Your task — Extract every record, keeping each one exactly as it is.

Data for this task —
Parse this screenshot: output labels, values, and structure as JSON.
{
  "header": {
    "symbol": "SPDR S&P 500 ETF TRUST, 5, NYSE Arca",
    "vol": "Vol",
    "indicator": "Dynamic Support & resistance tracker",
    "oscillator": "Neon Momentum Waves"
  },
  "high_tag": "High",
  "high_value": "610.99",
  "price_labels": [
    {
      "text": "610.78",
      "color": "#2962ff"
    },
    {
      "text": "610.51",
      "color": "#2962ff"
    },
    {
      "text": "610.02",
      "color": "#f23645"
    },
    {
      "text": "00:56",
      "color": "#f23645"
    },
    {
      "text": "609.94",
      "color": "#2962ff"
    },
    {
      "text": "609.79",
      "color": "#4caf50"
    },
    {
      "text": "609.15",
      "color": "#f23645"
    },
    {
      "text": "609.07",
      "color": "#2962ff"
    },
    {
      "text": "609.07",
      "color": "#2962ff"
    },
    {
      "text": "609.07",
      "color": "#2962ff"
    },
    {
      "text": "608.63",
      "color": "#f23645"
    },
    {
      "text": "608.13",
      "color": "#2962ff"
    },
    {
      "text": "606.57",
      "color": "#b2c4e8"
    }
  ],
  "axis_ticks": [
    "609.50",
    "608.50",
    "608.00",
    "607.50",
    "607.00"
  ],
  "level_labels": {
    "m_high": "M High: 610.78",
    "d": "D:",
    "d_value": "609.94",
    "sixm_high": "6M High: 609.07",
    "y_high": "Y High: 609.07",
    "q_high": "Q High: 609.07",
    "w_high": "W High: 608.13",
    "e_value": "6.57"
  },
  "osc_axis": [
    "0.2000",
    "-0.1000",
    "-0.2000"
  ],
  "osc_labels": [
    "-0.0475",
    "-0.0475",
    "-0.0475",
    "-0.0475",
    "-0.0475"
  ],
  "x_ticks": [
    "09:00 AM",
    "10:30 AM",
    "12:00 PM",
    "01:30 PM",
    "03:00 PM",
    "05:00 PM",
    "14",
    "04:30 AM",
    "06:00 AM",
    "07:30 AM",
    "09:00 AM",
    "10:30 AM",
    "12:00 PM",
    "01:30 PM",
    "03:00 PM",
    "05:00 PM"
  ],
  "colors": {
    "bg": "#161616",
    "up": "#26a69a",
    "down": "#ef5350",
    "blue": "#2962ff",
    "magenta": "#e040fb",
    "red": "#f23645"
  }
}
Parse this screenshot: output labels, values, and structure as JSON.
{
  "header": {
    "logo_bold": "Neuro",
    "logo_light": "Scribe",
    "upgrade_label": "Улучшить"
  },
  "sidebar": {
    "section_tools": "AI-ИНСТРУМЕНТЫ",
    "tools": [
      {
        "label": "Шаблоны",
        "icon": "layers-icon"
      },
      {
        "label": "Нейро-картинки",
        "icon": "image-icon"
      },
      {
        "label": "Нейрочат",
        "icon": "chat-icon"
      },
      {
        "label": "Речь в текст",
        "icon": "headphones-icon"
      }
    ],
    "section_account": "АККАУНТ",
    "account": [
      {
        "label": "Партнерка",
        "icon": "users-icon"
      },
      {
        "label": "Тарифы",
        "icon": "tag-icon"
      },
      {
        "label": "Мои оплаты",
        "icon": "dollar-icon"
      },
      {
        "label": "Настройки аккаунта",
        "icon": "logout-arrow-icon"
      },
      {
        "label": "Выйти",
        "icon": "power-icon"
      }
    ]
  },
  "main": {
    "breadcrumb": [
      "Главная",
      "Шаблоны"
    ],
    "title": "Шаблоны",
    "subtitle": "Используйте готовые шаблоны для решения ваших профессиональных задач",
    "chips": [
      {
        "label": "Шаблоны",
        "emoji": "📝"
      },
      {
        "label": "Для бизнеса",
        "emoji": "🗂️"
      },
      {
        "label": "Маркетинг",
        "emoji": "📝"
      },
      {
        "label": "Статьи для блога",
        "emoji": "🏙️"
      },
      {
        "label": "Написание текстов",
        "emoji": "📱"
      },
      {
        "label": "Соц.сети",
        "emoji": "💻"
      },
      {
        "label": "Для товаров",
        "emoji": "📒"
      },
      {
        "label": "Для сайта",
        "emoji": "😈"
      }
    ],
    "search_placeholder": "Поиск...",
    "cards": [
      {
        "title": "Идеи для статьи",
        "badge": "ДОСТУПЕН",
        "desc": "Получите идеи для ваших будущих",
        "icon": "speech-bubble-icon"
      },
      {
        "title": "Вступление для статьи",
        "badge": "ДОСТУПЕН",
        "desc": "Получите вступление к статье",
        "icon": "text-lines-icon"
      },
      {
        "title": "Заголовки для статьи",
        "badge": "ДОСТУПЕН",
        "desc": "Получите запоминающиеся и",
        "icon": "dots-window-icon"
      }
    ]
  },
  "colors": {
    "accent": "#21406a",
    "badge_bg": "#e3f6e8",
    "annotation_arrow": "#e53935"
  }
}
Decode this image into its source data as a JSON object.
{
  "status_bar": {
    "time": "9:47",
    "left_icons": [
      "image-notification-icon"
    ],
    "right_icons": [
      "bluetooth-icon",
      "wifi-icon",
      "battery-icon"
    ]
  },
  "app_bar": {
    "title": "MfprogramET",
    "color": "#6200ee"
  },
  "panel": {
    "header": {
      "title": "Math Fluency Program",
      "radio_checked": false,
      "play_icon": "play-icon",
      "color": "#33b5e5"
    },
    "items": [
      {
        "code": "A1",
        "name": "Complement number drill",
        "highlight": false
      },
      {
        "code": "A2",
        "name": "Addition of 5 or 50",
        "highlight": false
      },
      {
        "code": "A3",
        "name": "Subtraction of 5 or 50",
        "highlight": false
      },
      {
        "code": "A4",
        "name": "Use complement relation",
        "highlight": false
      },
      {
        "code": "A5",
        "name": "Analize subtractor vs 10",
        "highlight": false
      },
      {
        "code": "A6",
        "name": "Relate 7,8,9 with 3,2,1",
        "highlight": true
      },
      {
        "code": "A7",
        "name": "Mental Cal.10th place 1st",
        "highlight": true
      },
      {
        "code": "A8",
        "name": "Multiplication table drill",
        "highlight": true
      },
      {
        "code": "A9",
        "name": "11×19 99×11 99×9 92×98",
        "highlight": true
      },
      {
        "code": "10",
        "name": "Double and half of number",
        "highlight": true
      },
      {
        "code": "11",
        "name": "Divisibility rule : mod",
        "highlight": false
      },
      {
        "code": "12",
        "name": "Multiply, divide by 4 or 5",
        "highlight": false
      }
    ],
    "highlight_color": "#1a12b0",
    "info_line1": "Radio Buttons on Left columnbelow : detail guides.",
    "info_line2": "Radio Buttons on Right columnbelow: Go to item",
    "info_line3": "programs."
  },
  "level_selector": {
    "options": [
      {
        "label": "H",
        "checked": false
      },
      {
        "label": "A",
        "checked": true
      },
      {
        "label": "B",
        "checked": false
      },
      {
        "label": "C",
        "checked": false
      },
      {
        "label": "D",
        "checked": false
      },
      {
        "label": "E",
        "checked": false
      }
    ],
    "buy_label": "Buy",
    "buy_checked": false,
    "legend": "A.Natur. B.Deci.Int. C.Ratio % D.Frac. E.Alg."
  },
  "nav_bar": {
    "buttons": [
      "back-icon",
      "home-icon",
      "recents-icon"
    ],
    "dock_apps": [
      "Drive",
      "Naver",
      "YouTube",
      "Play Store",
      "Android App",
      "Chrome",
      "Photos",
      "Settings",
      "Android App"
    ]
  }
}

Task answer —
Parse this screenshot: output labels, values, and structure as JSON.
{
  "header": {
    "symbol": "SPDR S&P 500 ETF TRUST, 5, NYSE Arca",
    "vol": "Vol",
    "indicator": "Dynamic Support & resistance tracker",
    "oscillator": "Neon Momentum Waves"
  },
  "high_tag": "High",
  "high_value": "610.99",
  "price_labels": [
    {
      "text": "610.78",
      "color": "#2962ff"
    },
    {
      "text": "610.51",
      "color": "#2962ff"
    },
    {
      "text": "610.02",
      "color": "#f23645"
    },
    {
      "text": "00:56",
      "color": "#f23645"
    },
    {
      "text": "609.94",
      "color": "#2962ff"
    },
    {
      "text": "609.79",
      "color": "#4caf50"
    },
    {
      "text": "609.15",
      "color": "#f23645"
    },
    {
      "text": "609.07",
      "color": "#2962ff"
    },
    {
      "text": "609.07",
      "color": "#2962ff"
    },
    {
      "text": "609.07",
      "color": "#2962ff"
    },
    {
      "text": "608.63",
      "color": "#f23645"
    },
    {
      "text": "608.13",
      "color": "#2962ff"
    },
    {
      "text": "606.57",
      "color": "#b2c4e8"
    }
  ],
  "axis_ticks": [
    "609.50",
    "608.50",
    "608.00",
    "607.50",
    "607.00"
  ],
  "level_labels": {
    "m_high": "M High: 610.78",
    "d": "D:",
    "d_value": "609.94",
    "sixm_high": "6M High: 609.07",
    "y_high": "Y High: 609.07",
    "q_high": "Q High: 609.07",
    "w_high": "W High: 608.13",
    "e_value": "6.57"
  },
  "osc_axis": [
    "0.2000",
    "-0.1000",
    "-0.2000"
  ],
  "osc_labels": [
    "-0.0475",
    "-0.0475",
    "-0.0475",
    "-0.0475",
    "-0.0475"
  ],
  "x_ticks": [
    "09:00 AM",
    "10:30 AM",
    "12:00 PM",
    "01:30 PM",
    "03:00 PM",
    "05:00 PM",
    "14",
    "04:30 AM",
    "06:00 AM",
    "07:30 AM",
    "09:00 AM",
    "10:30 AM",
    "12:00 PM",
    "01:30 PM",
    "03:00 PM",
    "05:00 PM"
  ],
  "colors": {
    "bg": "#161616",
    "up": "#26a69a",
    "down": "#ef5350",
    "blue": "#2962ff",
    "magenta": "#e040fb",
    "red": "#f23645"
  }
}
Parse this screenshot: output labels, values, and structure as JSON.
{
  "header": {
    "logo_bold": "Neuro",
    "logo_light": "Scribe",
    "upgrade_label": "Улучшить"
  },
  "sidebar": {
    "section_tools": "AI-ИНСТРУМЕНТЫ",
    "tools": [
      {
        "label": "Шаблоны",
        "icon": "layers-icon"
      },
      {
        "label": "Нейро-картинки",
        "icon": "image-icon"
      },
      {
        "label": "Нейрочат",
        "icon": "chat-icon"
      },
      {
        "label": "Речь в текст",
        "icon": "headphones-icon"
      }
    ],
    "section_account": "АККАУНТ",
    "account": [
      {
        "label": "Партнерка",
        "icon": "users-icon"
      },
      {
        "label": "Тарифы",
        "icon": "tag-icon"
      },
      {
        "label": "Мои оплаты",
        "icon": "dollar-icon"
      },
      {
        "label": "Настройки аккаунта",
        "icon": "logout-arrow-icon"
      },
      {
        "label": "Выйти",
        "icon": "power-icon"
      }
    ]
  },
  "main": {
    "breadcrumb": [
      "Главная",
      "Шаблоны"
    ],
    "title": "Шаблоны",
    "subtitle": "Используйте готовые шаблоны для решения ваших профессиональных задач",
    "chips": [
      {
        "label": "Шаблоны",
        "emoji": "📝"
      },
      {
        "label": "Для бизнеса",
        "emoji": "🗂️"
      },
      {
        "label": "Маркетинг",
        "emoji": "📝"
      },
      {
        "label": "Статьи для блога",
        "emoji": "🏙️"
      },
      {
        "label": "Написание текстов",
        "emoji": "📱"
      },
      {
        "label": "Соц.сети",
        "emoji": "💻"
      },
      {
        "label": "Для товаров",
        "emoji": "📒"
      },
      {
        "label": "Для сайта",
        "emoji": "😈"
      }
    ],
    "search_placeholder": "Поиск...",
    "cards": [
      {
        "title": "Идеи для статьи",
        "badge": "ДОСТУПЕН",
        "desc": "Получите идеи для ваших будущих",
        "icon": "speech-bubble-icon"
      },
      {
        "title": "Вступление для статьи",
        "badge": "ДОСТУПЕН",
        "desc": "Получите вступление к статье",
        "icon": "text-lines-icon"
      },
      {
        "title": "Заголовки для статьи",
        "badge": "ДОСТУПЕН",
        "desc": "Получите запоминающиеся и",
        "icon": "dots-window-icon"
      }
    ]
  },
  "colors": {
    "accent": "#21406a",
    "badge_bg": "#e3f6e8",
    "annotation_arrow": "#e53935"
  }
}
Decode this image into its source data as a JSON object.
{
  "status_bar": {
    "time": "9:47",
    "left_icons": [
      "image-notification-icon"
    ],
    "right_icons": [
      "bluetooth-icon",
      "wifi-icon",
      "battery-icon"
    ]
  },
  "app_bar": {
    "title": "MfprogramET",
    "color": "#6200ee"
  },
  "panel": {
    "header": {
      "title": "Math Fluency Program",
      "radio_checked": false,
      "play_icon": "play-icon",
      "color": "#33b5e5"
    },
    "items": [
      {
        "code": "A1",
        "name": "Complement number drill",
        "highlight": false
      },
      {
        "code": "A2",
        "name": "Addition of 5 or 50",
        "highlight": false
      },
      {
        "code": "A3",
        "name": "Subtraction of 5 or 50",
        "highlight": false
      },
      {
        "code": "A4",
        "name": "Use complement relation",
        "highlight": false
      },
      {
        "code": "A5",
        "name": "Analize subtractor vs 10",
        "highlight": false
      },
      {
        "code": "A6",
        "name": "Relate 7,8,9 with 3,2,1",
        "highlight": true
      },
      {
        "code": "A7",
        "name": "Mental Cal.10th place 1st",
        "highlight": true
      },
      {
        "code": "A8",
        "name": "Multiplication table drill",
        "highlight": true
      },
      {
        "code": "A9",
        "name": "11×19 99×11 99×9 92×98",
        "highlight": true
      },
      {
        "code": "10",
        "name": "Double and half of number",
        "highlight": true
      },
      {
        "code": "11",
        "name": "Divisibility rule : mod",
        "highlight": false
      },
      {
        "code": "12",
        "name": "Multiply, divide by 4 or 5",
        "highlight": false
      }
    ],
    "highlight_color": "#1a12b0",
    "info_line1": "Radio Buttons on Left columnbelow : detail guides.",
    "info_line2": "Radio Buttons on Right columnbelow: Go to item",
    "info_line3": "programs."
  },
  "level_selector": {
    "options": [
      {
        "label": "H",
        "checked": false
      },
      {
        "label": "A",
        "checked": true
      },
      {
        "label": "B",
        "checked": false
      },
      {
        "label": "C",
        "checked": false
      },
      {
        "label": "D",
        "checked": false
      },
      {
        "label": "E",
        "checked": false
      }
    ],
    "buy_label": "Buy",
    "buy_checked": false,
    "legend": "A.Natur. B.Deci.Int. C.Ratio % D.Frac. E.Alg."
  },
  "nav_bar": {
    "buttons": [
      "back-icon",
      "home-icon",
      "recents-icon"
    ],
    "dock_apps": [
      "Drive",
      "Naver",
      "YouTube",
      "Play Store",
      "Android App",
      "Chrome",
      "Photos",
      "Settings",
      "Android App"
    ]
  }
}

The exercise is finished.